Do this.
Leaving out the pictures, transcribe all of the records faithfully.

--- --- ---

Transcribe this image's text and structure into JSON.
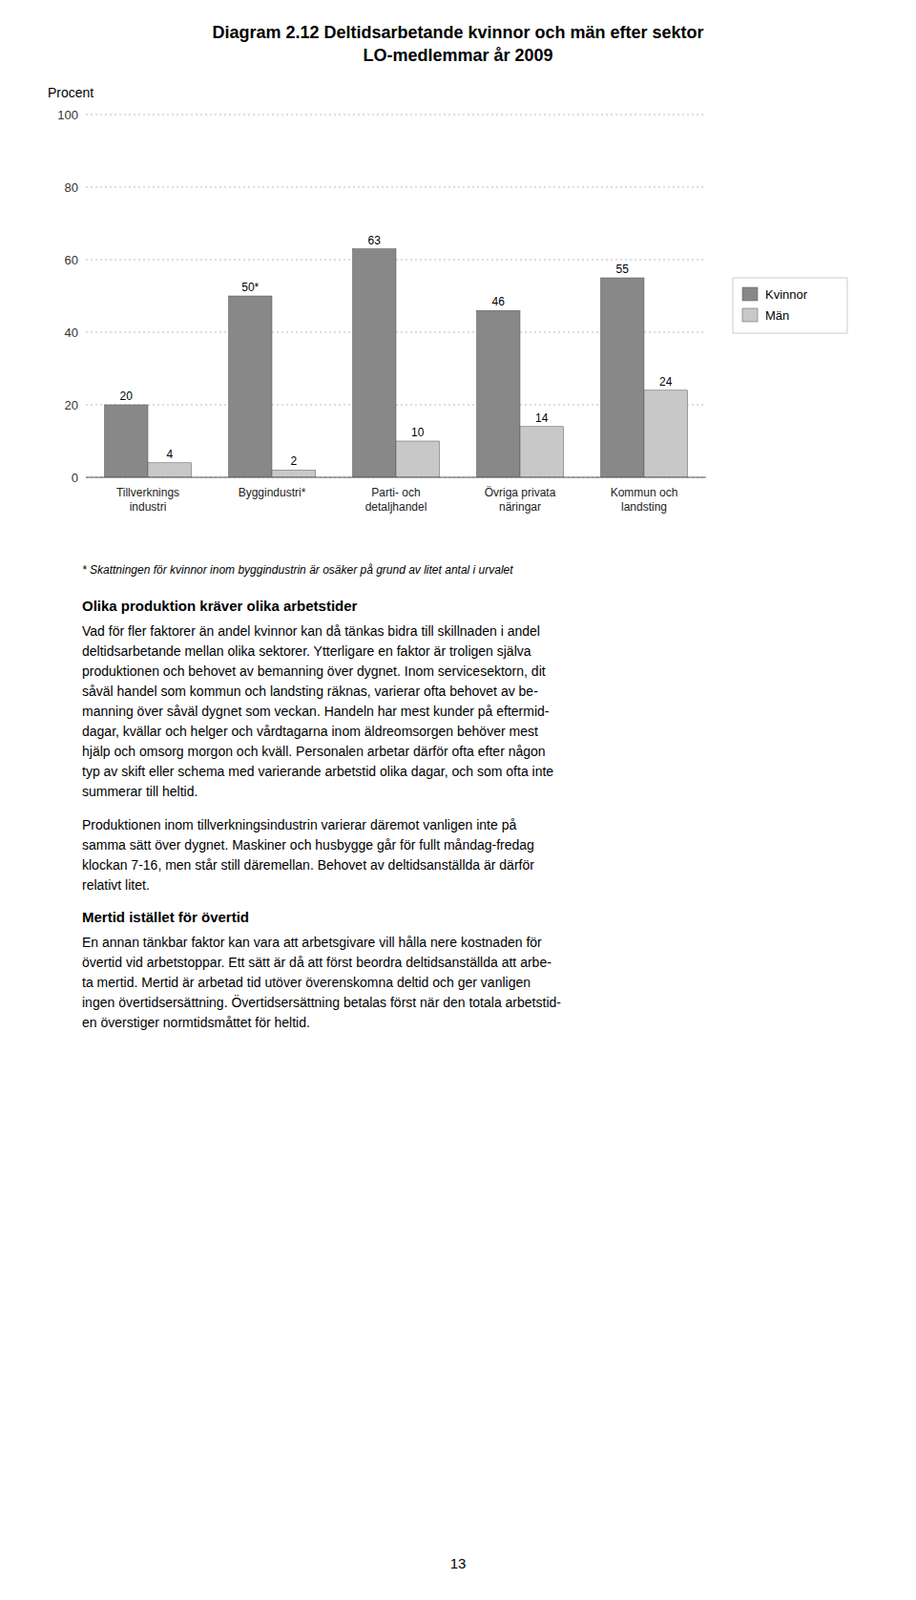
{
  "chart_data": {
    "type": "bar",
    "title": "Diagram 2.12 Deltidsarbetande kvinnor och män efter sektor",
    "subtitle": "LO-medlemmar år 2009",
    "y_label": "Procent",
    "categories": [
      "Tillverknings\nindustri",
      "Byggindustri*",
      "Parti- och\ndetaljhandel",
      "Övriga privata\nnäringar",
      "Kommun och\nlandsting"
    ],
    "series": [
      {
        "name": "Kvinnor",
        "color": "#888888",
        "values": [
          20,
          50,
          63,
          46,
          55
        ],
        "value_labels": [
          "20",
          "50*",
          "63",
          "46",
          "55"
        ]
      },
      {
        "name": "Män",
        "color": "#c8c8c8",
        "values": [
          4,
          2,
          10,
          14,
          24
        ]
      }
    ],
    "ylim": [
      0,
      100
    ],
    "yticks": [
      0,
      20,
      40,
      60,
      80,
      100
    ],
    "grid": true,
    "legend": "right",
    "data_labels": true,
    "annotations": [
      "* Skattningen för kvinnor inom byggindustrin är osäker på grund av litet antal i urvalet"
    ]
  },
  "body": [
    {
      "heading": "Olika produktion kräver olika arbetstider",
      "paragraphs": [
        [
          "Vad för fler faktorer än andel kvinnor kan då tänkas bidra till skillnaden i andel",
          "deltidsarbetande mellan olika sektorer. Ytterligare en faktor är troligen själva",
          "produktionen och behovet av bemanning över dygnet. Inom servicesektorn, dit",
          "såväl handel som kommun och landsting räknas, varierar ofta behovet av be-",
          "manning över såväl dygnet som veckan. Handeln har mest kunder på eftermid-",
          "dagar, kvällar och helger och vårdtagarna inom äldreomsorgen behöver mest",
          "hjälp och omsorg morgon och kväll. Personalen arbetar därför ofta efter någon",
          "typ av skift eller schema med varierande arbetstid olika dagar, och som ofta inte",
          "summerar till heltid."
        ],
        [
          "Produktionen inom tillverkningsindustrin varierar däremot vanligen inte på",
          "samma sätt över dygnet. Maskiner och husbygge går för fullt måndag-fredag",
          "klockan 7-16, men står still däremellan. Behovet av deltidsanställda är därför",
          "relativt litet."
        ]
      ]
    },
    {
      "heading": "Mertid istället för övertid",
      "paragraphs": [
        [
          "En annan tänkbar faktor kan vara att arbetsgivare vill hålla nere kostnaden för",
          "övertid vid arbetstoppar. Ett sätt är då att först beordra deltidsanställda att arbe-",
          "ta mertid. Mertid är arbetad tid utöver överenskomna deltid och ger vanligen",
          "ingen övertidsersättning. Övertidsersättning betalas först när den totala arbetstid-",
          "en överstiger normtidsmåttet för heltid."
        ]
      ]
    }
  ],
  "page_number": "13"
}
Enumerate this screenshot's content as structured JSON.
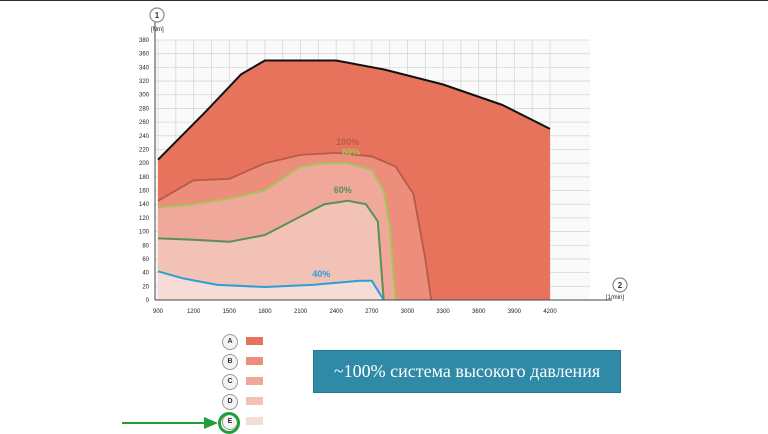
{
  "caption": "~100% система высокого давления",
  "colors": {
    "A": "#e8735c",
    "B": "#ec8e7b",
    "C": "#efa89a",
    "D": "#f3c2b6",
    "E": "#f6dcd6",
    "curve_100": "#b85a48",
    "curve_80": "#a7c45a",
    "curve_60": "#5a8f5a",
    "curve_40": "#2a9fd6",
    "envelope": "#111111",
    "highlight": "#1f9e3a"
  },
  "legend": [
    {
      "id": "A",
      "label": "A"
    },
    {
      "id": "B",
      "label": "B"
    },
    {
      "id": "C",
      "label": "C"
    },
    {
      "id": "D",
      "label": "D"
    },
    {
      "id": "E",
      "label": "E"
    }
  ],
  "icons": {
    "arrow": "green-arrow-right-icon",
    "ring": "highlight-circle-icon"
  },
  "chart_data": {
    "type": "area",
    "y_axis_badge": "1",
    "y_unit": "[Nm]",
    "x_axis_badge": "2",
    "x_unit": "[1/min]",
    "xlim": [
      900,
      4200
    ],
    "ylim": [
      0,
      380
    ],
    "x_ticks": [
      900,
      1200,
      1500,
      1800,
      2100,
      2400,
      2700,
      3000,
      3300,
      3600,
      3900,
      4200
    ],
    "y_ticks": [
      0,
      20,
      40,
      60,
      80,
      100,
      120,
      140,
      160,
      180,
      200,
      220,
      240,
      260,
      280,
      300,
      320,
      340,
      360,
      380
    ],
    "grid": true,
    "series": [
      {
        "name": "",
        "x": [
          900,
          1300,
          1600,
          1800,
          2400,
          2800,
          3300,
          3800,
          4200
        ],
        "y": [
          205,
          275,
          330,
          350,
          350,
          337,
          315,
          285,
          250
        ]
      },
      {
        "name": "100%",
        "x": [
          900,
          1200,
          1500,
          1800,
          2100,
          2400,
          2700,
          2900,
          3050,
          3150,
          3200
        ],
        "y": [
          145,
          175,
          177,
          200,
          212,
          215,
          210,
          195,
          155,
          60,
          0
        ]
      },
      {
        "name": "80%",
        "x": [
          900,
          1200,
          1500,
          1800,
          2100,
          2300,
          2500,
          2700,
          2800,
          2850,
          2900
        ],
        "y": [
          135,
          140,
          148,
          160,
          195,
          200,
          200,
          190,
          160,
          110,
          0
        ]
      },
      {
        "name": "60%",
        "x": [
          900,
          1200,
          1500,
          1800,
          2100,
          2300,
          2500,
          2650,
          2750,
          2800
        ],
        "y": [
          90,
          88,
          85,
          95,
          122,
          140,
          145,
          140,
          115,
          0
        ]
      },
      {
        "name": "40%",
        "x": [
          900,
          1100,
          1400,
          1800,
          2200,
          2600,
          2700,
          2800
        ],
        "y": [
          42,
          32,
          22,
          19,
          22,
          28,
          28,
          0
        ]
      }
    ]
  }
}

--- --- ---

Finished exercise.
Transcribe this image's text and structure into JSON.
{
  "chart_data": {
    "type": "bar",
    "title": "Diagram 2.12 Deltidsarbetande kvinnor och män efter sektor",
    "subtitle": "LO-medlemmar år 2009",
    "y_label": "Procent",
    "categories": [
      "Tillverknings\nindustri",
      "Byggindustri*",
      "Parti- och\ndetaljhandel",
      "Övriga privata\nnäringar",
      "Kommun och\nlandsting"
    ],
    "series": [
      {
        "name": "Kvinnor",
        "color": "#888888",
        "values": [
          20,
          50,
          63,
          46,
          55
        ],
        "value_labels": [
          "20",
          "50*",
          "63",
          "46",
          "55"
        ]
      },
      {
        "name": "Män",
        "color": "#c8c8c8",
        "values": [
          4,
          2,
          10,
          14,
          24
        ]
      }
    ],
    "ylim": [
      0,
      100
    ],
    "yticks": [
      0,
      20,
      40,
      60,
      80,
      100
    ],
    "grid": true,
    "legend": "right",
    "data_labels": true,
    "annotations": [
      "* Skattningen för kvinnor inom byggindustrin är osäker på grund av litet antal i urvalet"
    ]
  },
  "body": [
    {
      "heading": "Olika produktion kräver olika arbetstider",
      "paragraphs": [
        [
          "Vad för fler faktorer än andel kvinnor kan då tänkas bidra till skillnaden i andel",
          "deltidsarbetande mellan olika sektorer. Ytterligare en faktor är troligen själva",
          "produktionen och behovet av bemanning över dygnet. Inom servicesektorn, dit",
          "såväl handel som kommun och landsting räknas, varierar ofta behovet av be-",
          "manning över såväl dygnet som veckan. Handeln har mest kunder på eftermid-",
          "dagar, kvällar och helger och vårdtagarna inom äldreomsorgen behöver mest",
          "hjälp och omsorg morgon och kväll. Personalen arbetar därför ofta efter någon",
          "typ av skift eller schema med varierande arbetstid olika dagar, och som ofta inte",
          "summerar till heltid."
        ],
        [
          "Produktionen inom tillverkningsindustrin varierar däremot vanligen inte på",
          "samma sätt över dygnet. Maskiner och husbygge går för fullt måndag-fredag",
          "klockan 7-16, men står still däremellan. Behovet av deltidsanställda är därför",
          "relativt litet."
        ]
      ]
    },
    {
      "heading": "Mertid istället för övertid",
      "paragraphs": [
        [
          "En annan tänkbar faktor kan vara att arbetsgivare vill hålla nere kostnaden för",
          "övertid vid arbetstoppar. Ett sätt är då att först beordra deltidsanställda att arbe-",
          "ta mertid. Mertid är arbetad tid utöver överenskomna deltid och ger vanligen",
          "ingen övertidsersättning. Övertidsersättning betalas först när den totala arbetstid-",
          "en överstiger normtidsmåttet för heltid."
        ]
      ]
    }
  ],
  "page_number": "13"
}
Enumerate this screenshot's content as structured JSON.
{
  "caption": "~100% система высокого давления",
  "colors": {
    "A": "#e8735c",
    "B": "#ec8e7b",
    "C": "#efa89a",
    "D": "#f3c2b6",
    "E": "#f6dcd6",
    "curve_100": "#b85a48",
    "curve_80": "#a7c45a",
    "curve_60": "#5a8f5a",
    "curve_40": "#2a9fd6",
    "envelope": "#111111",
    "highlight": "#1f9e3a"
  },
  "legend": [
    {
      "id": "A",
      "label": "A"
    },
    {
      "id": "B",
      "label": "B"
    },
    {
      "id": "C",
      "label": "C"
    },
    {
      "id": "D",
      "label": "D"
    },
    {
      "id": "E",
      "label": "E"
    }
  ],
  "icons": {
    "arrow": "green-arrow-right-icon",
    "ring": "highlight-circle-icon"
  },
  "chart_data": {
    "type": "area",
    "y_axis_badge": "1",
    "y_unit": "[Nm]",
    "x_axis_badge": "2",
    "x_unit": "[1/min]",
    "xlim": [
      900,
      4200
    ],
    "ylim": [
      0,
      380
    ],
    "x_ticks": [
      900,
      1200,
      1500,
      1800,
      2100,
      2400,
      2700,
      3000,
      3300,
      3600,
      3900,
      4200
    ],
    "y_ticks": [
      0,
      20,
      40,
      60,
      80,
      100,
      120,
      140,
      160,
      180,
      200,
      220,
      240,
      260,
      280,
      300,
      320,
      340,
      360,
      380
    ],
    "grid": true,
    "series": [
      {
        "name": "",
        "x": [
          900,
          1300,
          1600,
          1800,
          2400,
          2800,
          3300,
          3800,
          4200
        ],
        "y": [
          205,
          275,
          330,
          350,
          350,
          337,
          315,
          285,
          250
        ]
      },
      {
        "name": "100%",
        "x": [
          900,
          1200,
          1500,
          1800,
          2100,
          2400,
          2700,
          2900,
          3050,
          3150,
          3200
        ],
        "y": [
          145,
          175,
          177,
          200,
          212,
          215,
          210,
          195,
          155,
          60,
          0
        ]
      },
      {
        "name": "80%",
        "x": [
          900,
          1200,
          1500,
          1800,
          2100,
          2300,
          2500,
          2700,
          2800,
          2850,
          2900
        ],
        "y": [
          135,
          140,
          148,
          160,
          195,
          200,
          200,
          190,
          160,
          110,
          0
        ]
      },
      {
        "name": "60%",
        "x": [
          900,
          1200,
          1500,
          1800,
          2100,
          2300,
          2500,
          2650,
          2750,
          2800
        ],
        "y": [
          90,
          88,
          85,
          95,
          122,
          140,
          145,
          140,
          115,
          0
        ]
      },
      {
        "name": "40%",
        "x": [
          900,
          1100,
          1400,
          1800,
          2200,
          2600,
          2700,
          2800
        ],
        "y": [
          42,
          32,
          22,
          19,
          22,
          28,
          28,
          0
        ]
      }
    ]
  }
}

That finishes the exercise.